**Records excerpted from a collection**

◆ ◆ ◆ ◆

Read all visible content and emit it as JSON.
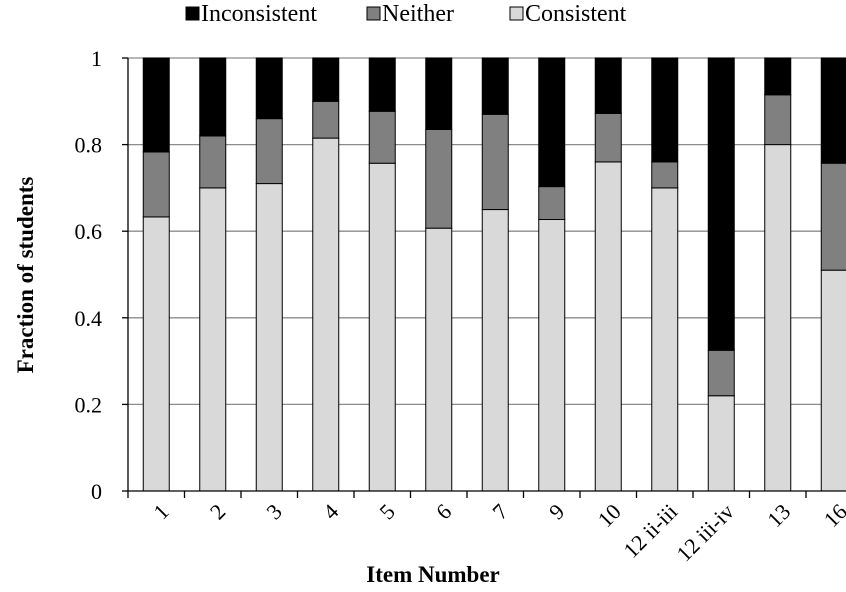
{
  "chart_data": {
    "type": "bar",
    "stacked": true,
    "categories": [
      "1",
      "2",
      "3",
      "4",
      "5",
      "6",
      "7",
      "9",
      "10",
      "12 ii-iii",
      "12 iii-iv",
      "13",
      "16"
    ],
    "series": [
      {
        "name": "Consistent",
        "color": "#d9d9d9",
        "values": [
          0.633,
          0.7,
          0.71,
          0.815,
          0.757,
          0.607,
          0.65,
          0.627,
          0.76,
          0.7,
          0.22,
          0.8,
          0.51
        ]
      },
      {
        "name": "Neither",
        "color": "#808080",
        "values": [
          0.15,
          0.12,
          0.15,
          0.085,
          0.12,
          0.228,
          0.22,
          0.076,
          0.112,
          0.06,
          0.105,
          0.115,
          0.247
        ]
      },
      {
        "name": "Inconsistent",
        "color": "#000000",
        "values": [
          0.217,
          0.18,
          0.14,
          0.1,
          0.123,
          0.165,
          0.13,
          0.297,
          0.128,
          0.24,
          0.675,
          0.085,
          0.243
        ]
      }
    ],
    "legend_order": [
      "Inconsistent",
      "Neither",
      "Consistent"
    ],
    "legend_position": "top",
    "xlabel": "Item Number",
    "ylabel": "Fraction of students",
    "ylim": [
      0,
      1
    ],
    "yticks": [
      "0",
      "0.2",
      "0.4",
      "0.6",
      "0.8",
      "1"
    ],
    "grid": true
  }
}
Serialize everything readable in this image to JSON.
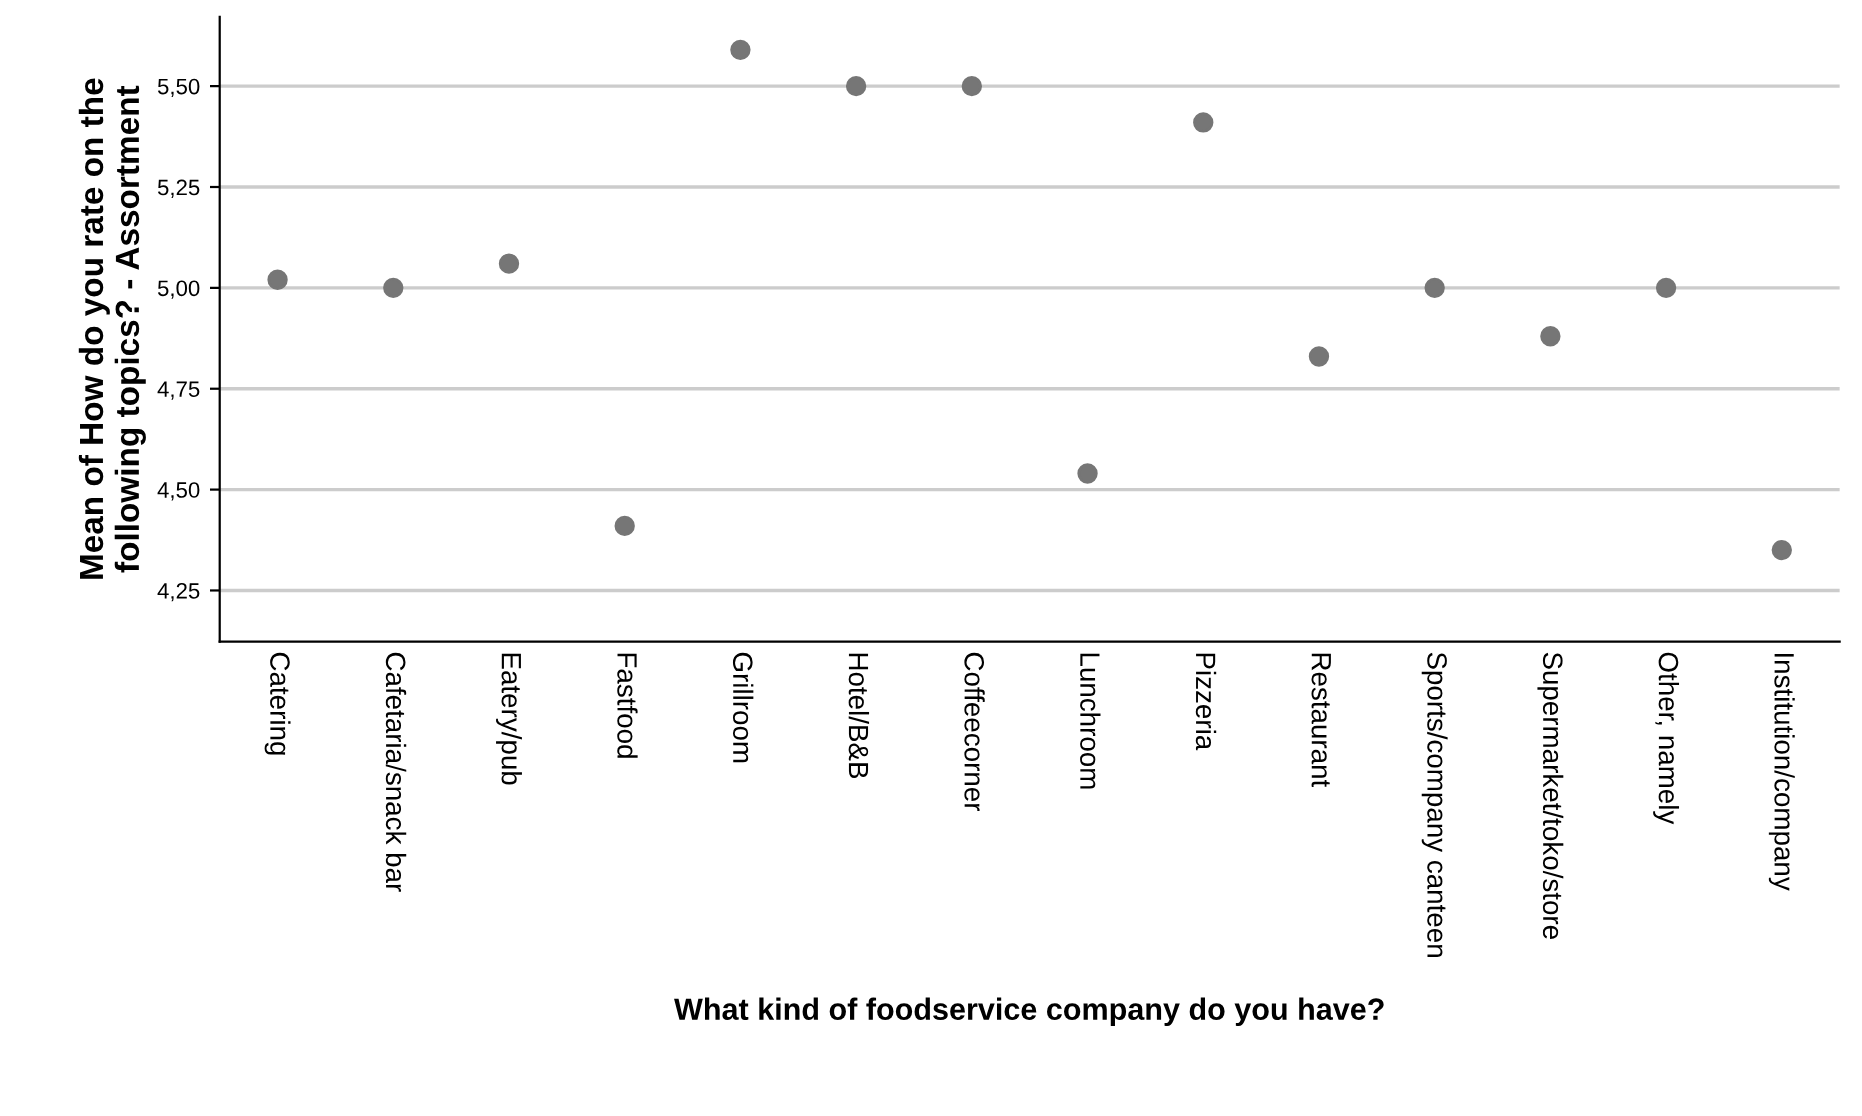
{
  "chart_data": {
    "type": "scatter",
    "xlabel": "What kind of foodservice company do you have?",
    "ylabel": "Mean of How do you rate on the following topics? - Assortment",
    "categories": [
      "Catering",
      "Cafetaria/snack bar",
      "Eatery/pub",
      "Fastfood",
      "Grillroom",
      "Hotel/B&B",
      "Coffeecorner",
      "Lunchroom",
      "Pizzeria",
      "Restaurant",
      "Sports/company canteen",
      "Supermarket/toko/store",
      "Other, namely",
      "Institution/company"
    ],
    "series": [
      {
        "color": "#767676",
        "values": [
          5.02,
          5.0,
          5.06,
          4.41,
          5.59,
          5.5,
          5.5,
          4.54,
          5.41,
          4.83,
          5.0,
          4.88,
          5.0,
          4.35
        ]
      }
    ],
    "ylim": [
      4.123,
      5.672
    ],
    "yticks": [
      {
        "value": 4.25,
        "label": "4,25"
      },
      {
        "value": 4.5,
        "label": "4,50"
      },
      {
        "value": 4.75,
        "label": "4,75"
      },
      {
        "value": 5.0,
        "label": "5,00"
      },
      {
        "value": 5.25,
        "label": "5,25"
      },
      {
        "value": 5.5,
        "label": "5,50"
      }
    ],
    "grid": "y",
    "marker": "circle"
  }
}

◆ ◆ ◆ ◆

**Objective**
Pictures in the data above should not be copied; transcribe everything else exactly.

**Complete output**
Read all visible content and emit it as JSON.
{
  "chart_data": {
    "type": "bar",
    "stacked": true,
    "categories": [
      "1",
      "2",
      "3",
      "4",
      "5",
      "6",
      "7",
      "9",
      "10",
      "12 ii-iii",
      "12 iii-iv",
      "13",
      "16"
    ],
    "series": [
      {
        "name": "Consistent",
        "color": "#d9d9d9",
        "values": [
          0.633,
          0.7,
          0.71,
          0.815,
          0.757,
          0.607,
          0.65,
          0.627,
          0.76,
          0.7,
          0.22,
          0.8,
          0.51
        ]
      },
      {
        "name": "Neither",
        "color": "#808080",
        "values": [
          0.15,
          0.12,
          0.15,
          0.085,
          0.12,
          0.228,
          0.22,
          0.076,
          0.112,
          0.06,
          0.105,
          0.115,
          0.247
        ]
      },
      {
        "name": "Inconsistent",
        "color": "#000000",
        "values": [
          0.217,
          0.18,
          0.14,
          0.1,
          0.123,
          0.165,
          0.13,
          0.297,
          0.128,
          0.24,
          0.675,
          0.085,
          0.243
        ]
      }
    ],
    "legend_order": [
      "Inconsistent",
      "Neither",
      "Consistent"
    ],
    "legend_position": "top",
    "xlabel": "Item Number",
    "ylabel": "Fraction of students",
    "ylim": [
      0,
      1
    ],
    "yticks": [
      "0",
      "0.2",
      "0.4",
      "0.6",
      "0.8",
      "1"
    ],
    "grid": true
  }
}
Serialize everything readable in this image to JSON.
{
  "chart_data": {
    "type": "scatter",
    "xlabel": "What kind of foodservice company do you have?",
    "ylabel": "Mean of How do you rate on the following topics? - Assortment",
    "categories": [
      "Catering",
      "Cafetaria/snack bar",
      "Eatery/pub",
      "Fastfood",
      "Grillroom",
      "Hotel/B&B",
      "Coffeecorner",
      "Lunchroom",
      "Pizzeria",
      "Restaurant",
      "Sports/company canteen",
      "Supermarket/toko/store",
      "Other, namely",
      "Institution/company"
    ],
    "series": [
      {
        "color": "#767676",
        "values": [
          5.02,
          5.0,
          5.06,
          4.41,
          5.59,
          5.5,
          5.5,
          4.54,
          5.41,
          4.83,
          5.0,
          4.88,
          5.0,
          4.35
        ]
      }
    ],
    "ylim": [
      4.123,
      5.672
    ],
    "yticks": [
      {
        "value": 4.25,
        "label": "4,25"
      },
      {
        "value": 4.5,
        "label": "4,50"
      },
      {
        "value": 4.75,
        "label": "4,75"
      },
      {
        "value": 5.0,
        "label": "5,00"
      },
      {
        "value": 5.25,
        "label": "5,25"
      },
      {
        "value": 5.5,
        "label": "5,50"
      }
    ],
    "grid": "y",
    "marker": "circle"
  }
}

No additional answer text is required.